Note each line of the listing that contains the string "source", and copy it.

#### PROVIDED DATA
────
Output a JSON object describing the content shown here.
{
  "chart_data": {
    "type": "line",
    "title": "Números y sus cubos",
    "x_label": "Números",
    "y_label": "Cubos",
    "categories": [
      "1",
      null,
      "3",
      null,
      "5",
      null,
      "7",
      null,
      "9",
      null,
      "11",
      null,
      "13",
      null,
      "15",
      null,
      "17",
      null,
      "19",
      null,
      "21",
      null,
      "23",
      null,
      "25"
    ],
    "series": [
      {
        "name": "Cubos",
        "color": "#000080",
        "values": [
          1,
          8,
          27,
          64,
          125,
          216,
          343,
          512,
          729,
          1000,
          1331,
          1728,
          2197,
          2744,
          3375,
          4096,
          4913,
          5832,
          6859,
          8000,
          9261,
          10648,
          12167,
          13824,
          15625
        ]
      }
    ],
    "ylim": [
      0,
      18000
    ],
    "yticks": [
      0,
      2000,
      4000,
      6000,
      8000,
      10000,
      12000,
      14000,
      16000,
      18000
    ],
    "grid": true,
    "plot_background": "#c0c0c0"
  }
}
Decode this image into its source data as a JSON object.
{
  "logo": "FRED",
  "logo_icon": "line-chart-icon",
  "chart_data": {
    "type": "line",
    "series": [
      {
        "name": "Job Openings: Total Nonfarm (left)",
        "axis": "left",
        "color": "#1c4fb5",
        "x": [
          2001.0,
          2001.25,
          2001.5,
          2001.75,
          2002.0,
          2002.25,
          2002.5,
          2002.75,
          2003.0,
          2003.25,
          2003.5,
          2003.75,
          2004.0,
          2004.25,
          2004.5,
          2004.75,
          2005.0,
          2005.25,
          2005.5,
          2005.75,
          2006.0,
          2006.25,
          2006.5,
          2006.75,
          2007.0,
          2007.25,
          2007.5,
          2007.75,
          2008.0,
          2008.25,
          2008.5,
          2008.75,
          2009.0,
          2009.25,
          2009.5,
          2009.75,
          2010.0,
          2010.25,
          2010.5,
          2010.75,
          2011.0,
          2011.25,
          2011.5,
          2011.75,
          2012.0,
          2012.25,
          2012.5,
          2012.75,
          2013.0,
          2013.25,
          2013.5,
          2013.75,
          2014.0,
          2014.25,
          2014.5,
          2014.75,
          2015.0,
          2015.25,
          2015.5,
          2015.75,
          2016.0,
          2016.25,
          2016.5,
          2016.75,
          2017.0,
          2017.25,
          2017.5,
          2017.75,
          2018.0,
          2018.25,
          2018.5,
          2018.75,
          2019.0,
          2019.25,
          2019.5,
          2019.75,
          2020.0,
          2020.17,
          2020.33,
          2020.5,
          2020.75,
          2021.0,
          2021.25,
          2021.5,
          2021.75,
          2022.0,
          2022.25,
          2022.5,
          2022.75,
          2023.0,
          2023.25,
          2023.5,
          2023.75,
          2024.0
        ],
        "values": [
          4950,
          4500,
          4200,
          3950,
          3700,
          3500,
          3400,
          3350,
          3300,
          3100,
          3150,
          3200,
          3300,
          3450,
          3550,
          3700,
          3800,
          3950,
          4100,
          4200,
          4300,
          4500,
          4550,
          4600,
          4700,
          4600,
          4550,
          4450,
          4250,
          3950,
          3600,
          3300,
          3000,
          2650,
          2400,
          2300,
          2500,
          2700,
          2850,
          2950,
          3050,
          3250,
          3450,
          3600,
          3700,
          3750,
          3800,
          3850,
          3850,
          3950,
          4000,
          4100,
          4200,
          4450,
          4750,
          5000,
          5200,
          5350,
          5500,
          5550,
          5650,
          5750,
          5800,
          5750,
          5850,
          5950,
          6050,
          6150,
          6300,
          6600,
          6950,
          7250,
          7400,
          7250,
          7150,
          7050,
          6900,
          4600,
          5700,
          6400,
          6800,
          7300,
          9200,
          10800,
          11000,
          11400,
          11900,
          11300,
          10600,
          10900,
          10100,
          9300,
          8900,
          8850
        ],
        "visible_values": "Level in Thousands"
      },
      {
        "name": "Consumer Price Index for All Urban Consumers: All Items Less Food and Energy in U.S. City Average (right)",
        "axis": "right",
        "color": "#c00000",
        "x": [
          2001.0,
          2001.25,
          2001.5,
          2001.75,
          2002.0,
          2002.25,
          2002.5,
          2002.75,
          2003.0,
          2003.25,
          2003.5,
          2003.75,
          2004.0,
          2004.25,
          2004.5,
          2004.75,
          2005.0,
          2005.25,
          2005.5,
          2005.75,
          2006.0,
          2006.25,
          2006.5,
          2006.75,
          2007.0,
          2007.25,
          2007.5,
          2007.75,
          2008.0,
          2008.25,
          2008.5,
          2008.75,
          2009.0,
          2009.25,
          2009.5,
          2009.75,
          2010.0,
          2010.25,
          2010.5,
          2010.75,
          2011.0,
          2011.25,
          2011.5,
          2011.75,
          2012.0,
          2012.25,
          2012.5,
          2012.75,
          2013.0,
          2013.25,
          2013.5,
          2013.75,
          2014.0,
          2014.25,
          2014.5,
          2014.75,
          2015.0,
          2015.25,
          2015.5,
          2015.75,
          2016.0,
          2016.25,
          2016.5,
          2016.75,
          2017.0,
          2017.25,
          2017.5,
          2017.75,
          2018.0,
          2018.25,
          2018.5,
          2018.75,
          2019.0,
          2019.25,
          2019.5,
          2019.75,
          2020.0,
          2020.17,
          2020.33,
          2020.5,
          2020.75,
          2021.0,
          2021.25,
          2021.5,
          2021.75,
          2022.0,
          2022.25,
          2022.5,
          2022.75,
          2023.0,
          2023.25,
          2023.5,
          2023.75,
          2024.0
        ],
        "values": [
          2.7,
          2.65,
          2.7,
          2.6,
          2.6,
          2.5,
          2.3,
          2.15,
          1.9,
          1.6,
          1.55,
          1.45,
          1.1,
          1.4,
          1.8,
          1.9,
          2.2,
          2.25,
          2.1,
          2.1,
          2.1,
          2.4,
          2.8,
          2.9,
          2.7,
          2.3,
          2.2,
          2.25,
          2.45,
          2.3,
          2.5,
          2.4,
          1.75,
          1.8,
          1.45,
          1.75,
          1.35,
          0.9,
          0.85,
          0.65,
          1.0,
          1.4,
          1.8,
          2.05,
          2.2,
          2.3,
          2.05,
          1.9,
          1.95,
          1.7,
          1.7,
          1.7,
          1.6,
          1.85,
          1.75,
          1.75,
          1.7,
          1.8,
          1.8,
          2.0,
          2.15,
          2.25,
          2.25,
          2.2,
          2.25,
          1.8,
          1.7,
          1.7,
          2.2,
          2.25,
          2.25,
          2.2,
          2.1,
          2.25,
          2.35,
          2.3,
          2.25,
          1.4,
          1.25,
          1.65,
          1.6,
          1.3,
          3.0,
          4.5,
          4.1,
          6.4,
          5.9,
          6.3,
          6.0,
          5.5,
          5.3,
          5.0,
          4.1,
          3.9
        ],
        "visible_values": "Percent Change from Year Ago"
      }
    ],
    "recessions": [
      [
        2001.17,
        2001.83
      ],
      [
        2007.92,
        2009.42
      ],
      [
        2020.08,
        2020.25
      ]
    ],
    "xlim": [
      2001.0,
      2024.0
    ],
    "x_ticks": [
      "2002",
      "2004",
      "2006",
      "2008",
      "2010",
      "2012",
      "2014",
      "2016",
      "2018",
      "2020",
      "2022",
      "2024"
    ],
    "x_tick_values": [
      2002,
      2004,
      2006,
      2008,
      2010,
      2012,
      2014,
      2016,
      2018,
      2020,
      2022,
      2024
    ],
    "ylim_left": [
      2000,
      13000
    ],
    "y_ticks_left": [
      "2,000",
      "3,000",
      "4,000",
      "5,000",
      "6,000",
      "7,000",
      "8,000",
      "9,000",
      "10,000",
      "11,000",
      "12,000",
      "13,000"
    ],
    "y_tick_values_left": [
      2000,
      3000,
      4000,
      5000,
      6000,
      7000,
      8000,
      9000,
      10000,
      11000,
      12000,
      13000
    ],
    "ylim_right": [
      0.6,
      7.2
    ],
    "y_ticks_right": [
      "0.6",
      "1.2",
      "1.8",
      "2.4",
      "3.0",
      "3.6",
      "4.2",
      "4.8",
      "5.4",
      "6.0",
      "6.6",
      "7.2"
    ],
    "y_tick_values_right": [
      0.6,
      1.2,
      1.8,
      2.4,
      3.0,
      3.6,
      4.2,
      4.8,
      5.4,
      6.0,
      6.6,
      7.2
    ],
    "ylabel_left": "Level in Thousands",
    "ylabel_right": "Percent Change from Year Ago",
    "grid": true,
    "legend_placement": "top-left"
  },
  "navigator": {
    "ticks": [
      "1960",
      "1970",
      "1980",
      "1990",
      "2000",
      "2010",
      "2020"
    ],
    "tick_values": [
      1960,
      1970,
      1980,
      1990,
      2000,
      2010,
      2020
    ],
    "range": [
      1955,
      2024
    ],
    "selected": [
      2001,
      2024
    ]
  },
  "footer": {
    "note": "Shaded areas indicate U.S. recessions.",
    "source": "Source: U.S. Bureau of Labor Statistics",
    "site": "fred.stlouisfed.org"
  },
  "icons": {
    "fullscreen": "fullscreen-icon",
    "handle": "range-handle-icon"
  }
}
────
#### ANSWER TO THIS EXERCISE
Decode this image into its source data as a JSON object.
    "source": "Source: U.S. Bureau of Labor Statistics",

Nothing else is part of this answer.